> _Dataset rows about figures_
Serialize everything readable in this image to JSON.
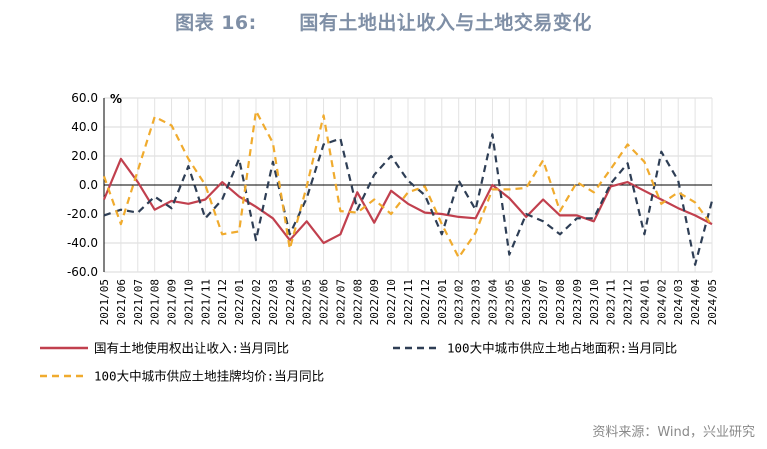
{
  "figure": {
    "title": "图表 16:      国有土地出让收入与土地交易变化",
    "source": "资料来源：Wind，兴业研究"
  },
  "chart_data": {
    "type": "line",
    "ylabel": "%",
    "ylim": [
      -60,
      60
    ],
    "yticks": [
      "60.0",
      "40.0",
      "20.0",
      "0.0",
      "-20.0",
      "-40.0",
      "-60.0"
    ],
    "grid": true,
    "legend_position": "bottom",
    "x": [
      "2021/05",
      "2021/06",
      "2021/07",
      "2021/08",
      "2021/09",
      "2021/10",
      "2021/11",
      "2021/12",
      "2022/01",
      "2022/02",
      "2022/03",
      "2022/04",
      "2022/05",
      "2022/06",
      "2022/07",
      "2022/08",
      "2022/09",
      "2022/10",
      "2022/11",
      "2022/12",
      "2023/01",
      "2023/02",
      "2023/03",
      "2023/04",
      "2023/05",
      "2023/06",
      "2023/07",
      "2023/08",
      "2023/09",
      "2023/10",
      "2023/11",
      "2023/12",
      "2024/01",
      "2024/02",
      "2024/03",
      "2024/04",
      "2024/05"
    ],
    "series": [
      {
        "name": "国有土地使用权出让收入:当月同比",
        "color": "#c1404e",
        "style": "solid",
        "values": [
          -10,
          18,
          2,
          -17,
          -11,
          -13,
          -10,
          2,
          -8,
          -15,
          -23,
          -38,
          -25,
          -40,
          -34,
          -5,
          -26,
          -4,
          -13,
          -19,
          -20,
          -22,
          -23,
          0,
          -9,
          -22,
          -10,
          -21,
          -21,
          -25,
          -1,
          2,
          -4,
          -10,
          -16,
          -21,
          -27
        ]
      },
      {
        "name": "100大中城市供应土地占地面积:当月同比",
        "color": "#2e3e55",
        "style": "dash",
        "values": [
          -21,
          -17,
          -19,
          -8,
          -16,
          13,
          -23,
          -10,
          18,
          -38,
          16,
          -34,
          -9,
          28,
          32,
          -17,
          7,
          20,
          3,
          -7,
          -34,
          3,
          -17,
          35,
          -48,
          -20,
          -25,
          -34,
          -23,
          -23,
          1,
          15,
          -34,
          23,
          3,
          -55,
          -11
        ]
      },
      {
        "name": "100大中城市供应土地挂牌均价:当月同比",
        "color": "#f0ab2e",
        "style": "dash",
        "values": [
          6,
          -27,
          10,
          47,
          41,
          18,
          0,
          -34,
          -32,
          51,
          29,
          -44,
          -1,
          48,
          -18,
          -19,
          -10,
          -20,
          -5,
          -1,
          -27,
          -50,
          -33,
          -3,
          -3,
          -2,
          17,
          -18,
          2,
          -5,
          11,
          28,
          16,
          -13,
          -5,
          -12,
          -28
        ]
      }
    ]
  }
}
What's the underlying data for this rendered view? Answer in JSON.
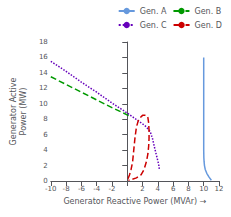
{
  "chart_data": {
    "type": "line",
    "xlabel": "Generator Reactive Power (MVAr) →",
    "ylabel": "Generator Active\nPower (MW)",
    "xlim": [
      -10,
      12
    ],
    "ylim": [
      0,
      18
    ],
    "xticks": [
      -10,
      -8,
      -6,
      -4,
      -2,
      {
        "value": 0,
        "label": null
      },
      2,
      4,
      6,
      8,
      10,
      12
    ],
    "yticks": [
      0,
      2,
      4,
      6,
      8,
      10,
      12,
      14,
      16,
      18
    ],
    "grid": false,
    "legend": "upper right",
    "series": [
      {
        "name": "Gen. A",
        "color": "#6699dd",
        "line_style": "solid",
        "x": [
          10.0,
          10.0,
          10.0,
          10.0,
          10.0,
          10.0,
          10.0,
          10.02,
          10.05,
          10.1,
          10.2,
          10.4,
          10.7,
          11.0
        ],
        "values": [
          16.0,
          14.0,
          12.0,
          10.0,
          8.0,
          6.0,
          4.0,
          3.0,
          2.5,
          2.0,
          1.5,
          1.0,
          0.5,
          0.1
        ]
      },
      {
        "name": "Gen. B",
        "color": "#009900",
        "line_style": "dashed",
        "x": [
          -10.0,
          -8.0,
          -6.0,
          -4.0,
          -2.0,
          -0.5,
          0.3
        ],
        "values": [
          13.5,
          12.5,
          11.5,
          10.5,
          9.5,
          8.8,
          8.4
        ]
      },
      {
        "name": "Gen. C",
        "color": "#6600bb",
        "line_style": "dotted",
        "x": [
          -10.0,
          -8.0,
          -6.0,
          -4.0,
          -2.0,
          0.0,
          1.0,
          2.0,
          2.5,
          3.0,
          3.3,
          3.6,
          3.9,
          4.1,
          4.2
        ],
        "values": [
          15.5,
          14.2,
          12.8,
          11.5,
          10.1,
          8.8,
          8.1,
          7.4,
          7.0,
          6.4,
          5.5,
          4.2,
          3.0,
          2.2,
          1.5
        ]
      },
      {
        "name": "Gen. D",
        "color": "#cc0000",
        "line_style": "dashed",
        "x": [
          0.1,
          0.3,
          0.5,
          0.7,
          0.8,
          0.9,
          1.0,
          1.2,
          1.5,
          2.0,
          2.3,
          2.5,
          2.7,
          2.8,
          2.85,
          2.85,
          2.8,
          2.7,
          2.5,
          2.2,
          1.8,
          1.2,
          0.6,
          0.15
        ],
        "values": [
          0.3,
          0.8,
          1.5,
          2.5,
          3.5,
          4.5,
          5.5,
          7.0,
          8.0,
          8.5,
          8.5,
          8.5,
          8.2,
          7.5,
          6.5,
          5.5,
          4.5,
          3.5,
          2.5,
          1.5,
          0.8,
          0.4,
          0.2,
          0.1
        ]
      }
    ]
  }
}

> _AIM OF THE TASK_
Give the count of lines in the data shown above that contain "Generator", and nothing else.

> _SOLUTION TO THE EXERCISE_
2